Figure record extracts:
++++++++++

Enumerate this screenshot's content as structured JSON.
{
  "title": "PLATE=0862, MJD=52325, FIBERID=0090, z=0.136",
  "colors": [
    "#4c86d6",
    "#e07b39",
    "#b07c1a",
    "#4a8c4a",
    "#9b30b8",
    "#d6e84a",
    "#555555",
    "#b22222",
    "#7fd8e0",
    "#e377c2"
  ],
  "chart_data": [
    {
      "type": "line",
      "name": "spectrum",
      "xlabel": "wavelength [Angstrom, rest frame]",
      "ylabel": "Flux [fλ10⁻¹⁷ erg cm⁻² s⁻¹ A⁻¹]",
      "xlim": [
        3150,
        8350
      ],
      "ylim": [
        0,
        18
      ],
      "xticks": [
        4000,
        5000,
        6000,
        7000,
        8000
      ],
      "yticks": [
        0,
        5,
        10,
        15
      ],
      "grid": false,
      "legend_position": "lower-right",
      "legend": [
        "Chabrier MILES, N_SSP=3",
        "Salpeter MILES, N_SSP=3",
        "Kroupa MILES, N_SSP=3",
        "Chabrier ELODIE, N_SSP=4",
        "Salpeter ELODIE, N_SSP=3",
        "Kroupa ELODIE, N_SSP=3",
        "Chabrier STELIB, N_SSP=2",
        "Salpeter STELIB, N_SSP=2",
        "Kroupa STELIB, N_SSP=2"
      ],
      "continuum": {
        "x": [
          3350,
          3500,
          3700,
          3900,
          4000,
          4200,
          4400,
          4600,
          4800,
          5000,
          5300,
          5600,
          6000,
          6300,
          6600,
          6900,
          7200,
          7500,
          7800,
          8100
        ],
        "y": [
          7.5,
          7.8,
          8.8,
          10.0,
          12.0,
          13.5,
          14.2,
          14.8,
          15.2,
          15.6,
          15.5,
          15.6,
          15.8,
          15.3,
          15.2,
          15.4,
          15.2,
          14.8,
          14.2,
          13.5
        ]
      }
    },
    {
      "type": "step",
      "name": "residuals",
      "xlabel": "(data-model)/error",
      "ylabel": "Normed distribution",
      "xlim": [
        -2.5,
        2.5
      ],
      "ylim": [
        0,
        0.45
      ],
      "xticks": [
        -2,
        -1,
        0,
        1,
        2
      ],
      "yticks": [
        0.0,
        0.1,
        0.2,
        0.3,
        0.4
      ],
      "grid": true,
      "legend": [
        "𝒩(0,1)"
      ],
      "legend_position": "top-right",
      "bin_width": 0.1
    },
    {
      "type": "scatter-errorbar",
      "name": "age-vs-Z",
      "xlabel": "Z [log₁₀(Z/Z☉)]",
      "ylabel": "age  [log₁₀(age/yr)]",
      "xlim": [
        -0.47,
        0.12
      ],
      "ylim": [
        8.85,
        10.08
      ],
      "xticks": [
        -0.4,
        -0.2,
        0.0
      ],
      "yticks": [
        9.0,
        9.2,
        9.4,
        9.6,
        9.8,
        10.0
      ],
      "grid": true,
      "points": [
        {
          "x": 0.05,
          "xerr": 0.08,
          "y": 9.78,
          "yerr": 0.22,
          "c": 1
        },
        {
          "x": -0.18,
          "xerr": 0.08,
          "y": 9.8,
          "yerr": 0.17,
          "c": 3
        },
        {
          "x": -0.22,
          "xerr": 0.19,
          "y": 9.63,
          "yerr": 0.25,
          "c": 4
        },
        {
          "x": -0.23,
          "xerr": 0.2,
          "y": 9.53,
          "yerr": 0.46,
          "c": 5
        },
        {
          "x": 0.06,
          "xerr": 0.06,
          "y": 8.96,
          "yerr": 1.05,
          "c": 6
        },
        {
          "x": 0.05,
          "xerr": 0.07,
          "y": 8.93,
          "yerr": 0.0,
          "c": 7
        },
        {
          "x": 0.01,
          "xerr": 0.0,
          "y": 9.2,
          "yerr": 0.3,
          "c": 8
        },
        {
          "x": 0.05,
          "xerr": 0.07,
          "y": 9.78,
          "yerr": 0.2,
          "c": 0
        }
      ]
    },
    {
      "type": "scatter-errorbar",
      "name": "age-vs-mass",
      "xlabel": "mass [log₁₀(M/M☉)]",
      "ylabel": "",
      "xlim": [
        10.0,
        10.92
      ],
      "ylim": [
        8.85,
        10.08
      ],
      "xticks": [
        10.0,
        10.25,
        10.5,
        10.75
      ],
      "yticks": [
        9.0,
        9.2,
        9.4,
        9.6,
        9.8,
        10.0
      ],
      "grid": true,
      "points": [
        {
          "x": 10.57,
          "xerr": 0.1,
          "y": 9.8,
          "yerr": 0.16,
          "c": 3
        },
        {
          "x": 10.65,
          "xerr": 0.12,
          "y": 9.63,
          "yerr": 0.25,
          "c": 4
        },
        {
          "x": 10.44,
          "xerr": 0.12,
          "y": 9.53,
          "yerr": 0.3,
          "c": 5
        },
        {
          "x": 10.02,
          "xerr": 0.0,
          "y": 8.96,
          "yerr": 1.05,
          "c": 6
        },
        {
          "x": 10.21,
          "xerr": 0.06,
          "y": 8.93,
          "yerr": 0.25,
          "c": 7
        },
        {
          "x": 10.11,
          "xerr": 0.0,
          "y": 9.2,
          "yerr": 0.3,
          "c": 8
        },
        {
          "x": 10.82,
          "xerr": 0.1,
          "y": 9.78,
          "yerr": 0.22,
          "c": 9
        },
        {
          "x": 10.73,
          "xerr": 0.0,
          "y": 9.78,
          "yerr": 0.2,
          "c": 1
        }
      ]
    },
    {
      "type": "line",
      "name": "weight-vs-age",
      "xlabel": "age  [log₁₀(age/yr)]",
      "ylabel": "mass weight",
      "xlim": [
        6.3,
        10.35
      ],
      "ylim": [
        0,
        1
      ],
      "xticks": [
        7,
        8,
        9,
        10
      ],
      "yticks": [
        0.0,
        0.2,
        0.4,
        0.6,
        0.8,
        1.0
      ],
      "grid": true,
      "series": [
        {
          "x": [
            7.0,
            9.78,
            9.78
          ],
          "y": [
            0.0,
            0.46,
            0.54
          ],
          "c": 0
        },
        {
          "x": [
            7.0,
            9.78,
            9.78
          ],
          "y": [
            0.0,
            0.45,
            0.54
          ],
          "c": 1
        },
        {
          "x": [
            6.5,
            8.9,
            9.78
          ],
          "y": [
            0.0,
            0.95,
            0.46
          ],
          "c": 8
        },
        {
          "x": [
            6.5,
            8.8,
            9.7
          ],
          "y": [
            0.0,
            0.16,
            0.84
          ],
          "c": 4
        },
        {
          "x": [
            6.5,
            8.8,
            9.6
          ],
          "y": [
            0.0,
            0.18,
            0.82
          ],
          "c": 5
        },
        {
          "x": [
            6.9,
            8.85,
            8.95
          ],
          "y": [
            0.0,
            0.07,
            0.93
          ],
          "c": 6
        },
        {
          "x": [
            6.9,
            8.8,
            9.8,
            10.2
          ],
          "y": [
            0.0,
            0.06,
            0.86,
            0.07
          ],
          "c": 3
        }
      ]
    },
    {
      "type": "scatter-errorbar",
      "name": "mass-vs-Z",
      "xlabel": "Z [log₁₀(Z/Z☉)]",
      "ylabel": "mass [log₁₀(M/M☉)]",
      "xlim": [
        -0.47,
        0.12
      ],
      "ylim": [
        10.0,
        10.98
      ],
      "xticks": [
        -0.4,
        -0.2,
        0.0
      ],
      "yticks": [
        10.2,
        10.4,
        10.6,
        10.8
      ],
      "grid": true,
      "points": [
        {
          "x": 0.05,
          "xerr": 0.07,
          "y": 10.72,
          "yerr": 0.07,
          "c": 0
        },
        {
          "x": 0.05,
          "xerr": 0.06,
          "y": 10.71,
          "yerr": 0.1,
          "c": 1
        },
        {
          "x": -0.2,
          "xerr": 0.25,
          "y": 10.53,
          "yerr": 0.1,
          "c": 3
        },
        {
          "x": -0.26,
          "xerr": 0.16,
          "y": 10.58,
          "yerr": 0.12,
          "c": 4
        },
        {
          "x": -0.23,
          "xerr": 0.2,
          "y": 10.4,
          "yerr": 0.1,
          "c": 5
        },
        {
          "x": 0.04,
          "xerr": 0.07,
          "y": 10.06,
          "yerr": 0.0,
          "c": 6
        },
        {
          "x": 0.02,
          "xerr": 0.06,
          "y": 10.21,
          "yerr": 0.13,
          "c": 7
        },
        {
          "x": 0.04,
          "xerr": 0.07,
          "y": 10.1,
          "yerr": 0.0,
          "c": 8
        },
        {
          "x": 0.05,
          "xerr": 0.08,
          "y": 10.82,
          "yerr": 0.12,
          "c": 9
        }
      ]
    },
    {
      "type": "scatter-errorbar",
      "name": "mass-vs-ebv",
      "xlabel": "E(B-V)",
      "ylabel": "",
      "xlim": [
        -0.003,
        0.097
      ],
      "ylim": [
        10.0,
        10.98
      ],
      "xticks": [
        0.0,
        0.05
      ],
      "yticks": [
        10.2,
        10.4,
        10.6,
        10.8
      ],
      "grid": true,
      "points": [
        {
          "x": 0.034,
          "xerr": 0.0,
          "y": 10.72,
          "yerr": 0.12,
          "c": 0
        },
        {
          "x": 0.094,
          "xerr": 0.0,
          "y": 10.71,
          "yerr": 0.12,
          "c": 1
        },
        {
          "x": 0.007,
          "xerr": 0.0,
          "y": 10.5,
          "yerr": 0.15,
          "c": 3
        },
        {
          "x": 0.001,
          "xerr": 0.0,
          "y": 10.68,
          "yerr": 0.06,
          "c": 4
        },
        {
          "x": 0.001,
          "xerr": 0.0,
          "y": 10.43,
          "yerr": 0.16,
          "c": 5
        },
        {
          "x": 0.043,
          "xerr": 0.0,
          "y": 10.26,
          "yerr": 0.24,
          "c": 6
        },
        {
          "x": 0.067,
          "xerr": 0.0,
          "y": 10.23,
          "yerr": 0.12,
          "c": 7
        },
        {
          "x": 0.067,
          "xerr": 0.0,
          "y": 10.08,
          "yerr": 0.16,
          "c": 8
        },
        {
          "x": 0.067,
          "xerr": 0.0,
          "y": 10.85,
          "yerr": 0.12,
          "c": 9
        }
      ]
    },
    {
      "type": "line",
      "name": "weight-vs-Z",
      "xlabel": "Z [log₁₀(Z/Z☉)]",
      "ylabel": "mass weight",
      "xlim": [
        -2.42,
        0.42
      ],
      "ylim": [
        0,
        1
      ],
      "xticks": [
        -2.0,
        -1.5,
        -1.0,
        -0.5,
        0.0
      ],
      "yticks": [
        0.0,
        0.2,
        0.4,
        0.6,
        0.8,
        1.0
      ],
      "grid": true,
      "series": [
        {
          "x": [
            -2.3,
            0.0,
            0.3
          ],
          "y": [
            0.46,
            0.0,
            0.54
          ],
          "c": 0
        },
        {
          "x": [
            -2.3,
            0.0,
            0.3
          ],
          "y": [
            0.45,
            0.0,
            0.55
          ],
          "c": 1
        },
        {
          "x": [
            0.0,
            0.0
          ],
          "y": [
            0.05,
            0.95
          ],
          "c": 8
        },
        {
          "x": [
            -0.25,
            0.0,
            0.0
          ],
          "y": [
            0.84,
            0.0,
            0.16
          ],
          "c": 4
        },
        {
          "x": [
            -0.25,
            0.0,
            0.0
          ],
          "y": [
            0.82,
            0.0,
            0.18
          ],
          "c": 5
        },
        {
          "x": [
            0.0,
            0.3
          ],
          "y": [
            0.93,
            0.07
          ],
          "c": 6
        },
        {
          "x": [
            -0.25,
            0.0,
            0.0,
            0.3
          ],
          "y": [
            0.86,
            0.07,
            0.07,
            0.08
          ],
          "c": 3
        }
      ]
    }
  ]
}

++++++++++

Aim of the task:
Select the lines from the entries that include the word "ylabel".

Written answer:
      "ylabel": "Flux [fλ10⁻¹⁷ erg cm⁻² s⁻¹ A⁻¹]",
      "ylabel": "Normed distribution",
      "ylabel": "age  [log₁₀(age/yr)]",
      "ylabel": "",
      "ylabel": "mass weight",
      "ylabel": "mass [log₁₀(M/M☉)]",
      "ylabel": "",
      "ylabel": "mass weight",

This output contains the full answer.